WORK TO BE COMPLETED:
Copy out each line containing "وكيع" from the entries below.
begin SOURCE DATA
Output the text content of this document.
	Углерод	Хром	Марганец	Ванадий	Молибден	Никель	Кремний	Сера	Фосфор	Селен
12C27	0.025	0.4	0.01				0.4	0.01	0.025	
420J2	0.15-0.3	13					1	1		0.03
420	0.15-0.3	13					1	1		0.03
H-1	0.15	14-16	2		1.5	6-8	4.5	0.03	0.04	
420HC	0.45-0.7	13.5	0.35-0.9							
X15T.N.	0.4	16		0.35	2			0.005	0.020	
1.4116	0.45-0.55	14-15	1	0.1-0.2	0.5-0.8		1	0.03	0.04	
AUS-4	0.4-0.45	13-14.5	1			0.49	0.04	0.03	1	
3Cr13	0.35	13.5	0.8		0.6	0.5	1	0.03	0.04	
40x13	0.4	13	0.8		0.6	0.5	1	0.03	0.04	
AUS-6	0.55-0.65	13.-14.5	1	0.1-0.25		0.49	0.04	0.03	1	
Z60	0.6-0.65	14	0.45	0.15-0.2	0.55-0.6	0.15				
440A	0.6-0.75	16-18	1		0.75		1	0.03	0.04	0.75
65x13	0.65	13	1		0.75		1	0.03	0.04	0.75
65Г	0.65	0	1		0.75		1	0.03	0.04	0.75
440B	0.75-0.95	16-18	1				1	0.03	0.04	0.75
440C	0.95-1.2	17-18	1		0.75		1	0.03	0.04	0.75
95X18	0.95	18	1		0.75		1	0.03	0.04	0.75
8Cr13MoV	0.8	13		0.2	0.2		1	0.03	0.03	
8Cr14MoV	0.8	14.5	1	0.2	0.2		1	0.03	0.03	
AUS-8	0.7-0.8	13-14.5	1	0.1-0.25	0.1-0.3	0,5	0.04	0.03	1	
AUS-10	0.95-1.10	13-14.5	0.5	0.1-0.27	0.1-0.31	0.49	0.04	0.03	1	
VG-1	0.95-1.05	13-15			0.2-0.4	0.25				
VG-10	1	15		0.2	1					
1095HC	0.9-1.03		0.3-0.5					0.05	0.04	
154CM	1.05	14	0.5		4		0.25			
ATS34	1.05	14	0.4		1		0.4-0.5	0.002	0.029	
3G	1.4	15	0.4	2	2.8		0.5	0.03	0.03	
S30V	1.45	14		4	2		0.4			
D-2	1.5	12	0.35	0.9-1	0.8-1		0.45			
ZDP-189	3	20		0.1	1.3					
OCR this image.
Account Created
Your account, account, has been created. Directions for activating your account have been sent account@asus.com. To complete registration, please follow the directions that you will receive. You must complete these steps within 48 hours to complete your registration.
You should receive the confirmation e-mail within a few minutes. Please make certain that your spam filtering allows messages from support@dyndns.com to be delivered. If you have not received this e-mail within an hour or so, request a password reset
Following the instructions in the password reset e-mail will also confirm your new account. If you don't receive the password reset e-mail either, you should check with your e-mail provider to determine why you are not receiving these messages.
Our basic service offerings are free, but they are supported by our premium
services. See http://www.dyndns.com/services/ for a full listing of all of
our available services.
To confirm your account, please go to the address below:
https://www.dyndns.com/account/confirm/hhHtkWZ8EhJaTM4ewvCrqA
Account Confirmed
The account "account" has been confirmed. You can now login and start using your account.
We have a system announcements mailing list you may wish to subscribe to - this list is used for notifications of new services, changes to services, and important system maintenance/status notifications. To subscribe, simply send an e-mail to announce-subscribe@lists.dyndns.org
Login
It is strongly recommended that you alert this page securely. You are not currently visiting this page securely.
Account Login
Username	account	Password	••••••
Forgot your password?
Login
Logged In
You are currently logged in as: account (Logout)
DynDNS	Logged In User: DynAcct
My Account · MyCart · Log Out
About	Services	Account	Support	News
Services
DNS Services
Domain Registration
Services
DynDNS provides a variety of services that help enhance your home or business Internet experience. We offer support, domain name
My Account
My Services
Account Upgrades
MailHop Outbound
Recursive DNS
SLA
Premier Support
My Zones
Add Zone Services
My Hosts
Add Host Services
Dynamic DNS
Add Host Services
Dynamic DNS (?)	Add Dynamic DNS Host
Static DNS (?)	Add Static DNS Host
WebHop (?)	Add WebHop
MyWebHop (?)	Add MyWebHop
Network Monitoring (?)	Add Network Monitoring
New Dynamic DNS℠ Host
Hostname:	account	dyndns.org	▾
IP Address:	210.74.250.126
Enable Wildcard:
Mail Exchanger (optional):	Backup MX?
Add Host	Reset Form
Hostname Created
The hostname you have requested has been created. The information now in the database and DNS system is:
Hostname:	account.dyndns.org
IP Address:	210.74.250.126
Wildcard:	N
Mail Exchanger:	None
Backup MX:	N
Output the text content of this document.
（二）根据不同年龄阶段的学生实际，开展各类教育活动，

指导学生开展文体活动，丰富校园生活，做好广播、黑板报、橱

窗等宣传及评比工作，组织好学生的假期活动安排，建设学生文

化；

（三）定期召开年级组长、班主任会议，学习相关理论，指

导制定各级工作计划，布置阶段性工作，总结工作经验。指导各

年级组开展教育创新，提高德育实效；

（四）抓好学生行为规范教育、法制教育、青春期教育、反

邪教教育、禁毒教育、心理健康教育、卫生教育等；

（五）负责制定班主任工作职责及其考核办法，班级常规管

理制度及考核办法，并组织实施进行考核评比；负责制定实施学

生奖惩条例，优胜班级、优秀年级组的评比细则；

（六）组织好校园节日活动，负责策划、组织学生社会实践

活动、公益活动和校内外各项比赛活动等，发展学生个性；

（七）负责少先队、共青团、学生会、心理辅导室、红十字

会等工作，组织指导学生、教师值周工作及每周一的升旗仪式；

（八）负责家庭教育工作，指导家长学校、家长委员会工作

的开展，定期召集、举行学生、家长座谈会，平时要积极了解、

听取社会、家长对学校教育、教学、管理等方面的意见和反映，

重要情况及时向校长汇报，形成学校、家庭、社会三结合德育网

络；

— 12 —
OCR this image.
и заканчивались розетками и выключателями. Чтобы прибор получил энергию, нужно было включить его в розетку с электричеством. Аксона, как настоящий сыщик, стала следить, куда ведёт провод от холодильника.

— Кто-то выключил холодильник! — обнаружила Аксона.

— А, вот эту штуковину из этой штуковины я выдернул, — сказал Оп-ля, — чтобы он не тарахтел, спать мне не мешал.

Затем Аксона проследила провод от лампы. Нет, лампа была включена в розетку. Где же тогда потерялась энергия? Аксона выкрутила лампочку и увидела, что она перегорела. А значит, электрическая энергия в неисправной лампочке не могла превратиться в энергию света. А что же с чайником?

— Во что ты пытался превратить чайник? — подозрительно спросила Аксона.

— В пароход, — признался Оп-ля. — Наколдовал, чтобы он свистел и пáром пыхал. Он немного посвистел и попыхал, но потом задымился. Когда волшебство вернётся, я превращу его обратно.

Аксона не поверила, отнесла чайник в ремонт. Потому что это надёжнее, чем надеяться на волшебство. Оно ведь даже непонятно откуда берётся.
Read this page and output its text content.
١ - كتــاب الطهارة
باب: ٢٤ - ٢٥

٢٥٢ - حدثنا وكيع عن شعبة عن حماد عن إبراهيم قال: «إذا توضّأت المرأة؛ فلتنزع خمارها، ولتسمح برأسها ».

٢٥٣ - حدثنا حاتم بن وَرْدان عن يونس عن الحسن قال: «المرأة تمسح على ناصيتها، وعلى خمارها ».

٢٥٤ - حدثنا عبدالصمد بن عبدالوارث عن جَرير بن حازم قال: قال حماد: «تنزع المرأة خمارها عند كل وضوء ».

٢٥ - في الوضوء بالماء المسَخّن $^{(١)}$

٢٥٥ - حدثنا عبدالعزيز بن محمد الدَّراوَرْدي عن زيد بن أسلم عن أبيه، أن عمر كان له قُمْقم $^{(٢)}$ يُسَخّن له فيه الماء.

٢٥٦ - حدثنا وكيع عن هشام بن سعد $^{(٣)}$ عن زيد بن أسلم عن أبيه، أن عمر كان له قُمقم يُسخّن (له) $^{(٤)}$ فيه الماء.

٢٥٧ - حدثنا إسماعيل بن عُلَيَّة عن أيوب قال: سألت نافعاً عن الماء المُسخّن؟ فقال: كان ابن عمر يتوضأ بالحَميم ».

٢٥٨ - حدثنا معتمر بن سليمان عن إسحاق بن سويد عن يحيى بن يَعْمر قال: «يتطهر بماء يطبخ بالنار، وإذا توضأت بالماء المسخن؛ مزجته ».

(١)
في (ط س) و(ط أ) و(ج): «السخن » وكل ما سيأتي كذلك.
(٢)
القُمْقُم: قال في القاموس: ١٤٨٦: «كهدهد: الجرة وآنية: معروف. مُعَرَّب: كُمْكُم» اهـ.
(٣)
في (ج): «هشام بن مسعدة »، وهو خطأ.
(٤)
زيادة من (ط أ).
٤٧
end SOURCE DATA
ANSWER FOR THIS EXERCISE:
٢٥٢ - حدثنا وكيع عن شعبة عن حماد عن إبراهيم قال: «إذا توضّأت المرأة؛ فلتنزع خمارها، ولتسمح برأسها ».
٢٥٦ - حدثنا وكيع عن هشام بن سعد $^{(٣)}$ عن زيد بن أسلم عن أبيه، أن عمر كان له قُمقم يُسخّن (له) $^{(٤)}$ فيه الماء.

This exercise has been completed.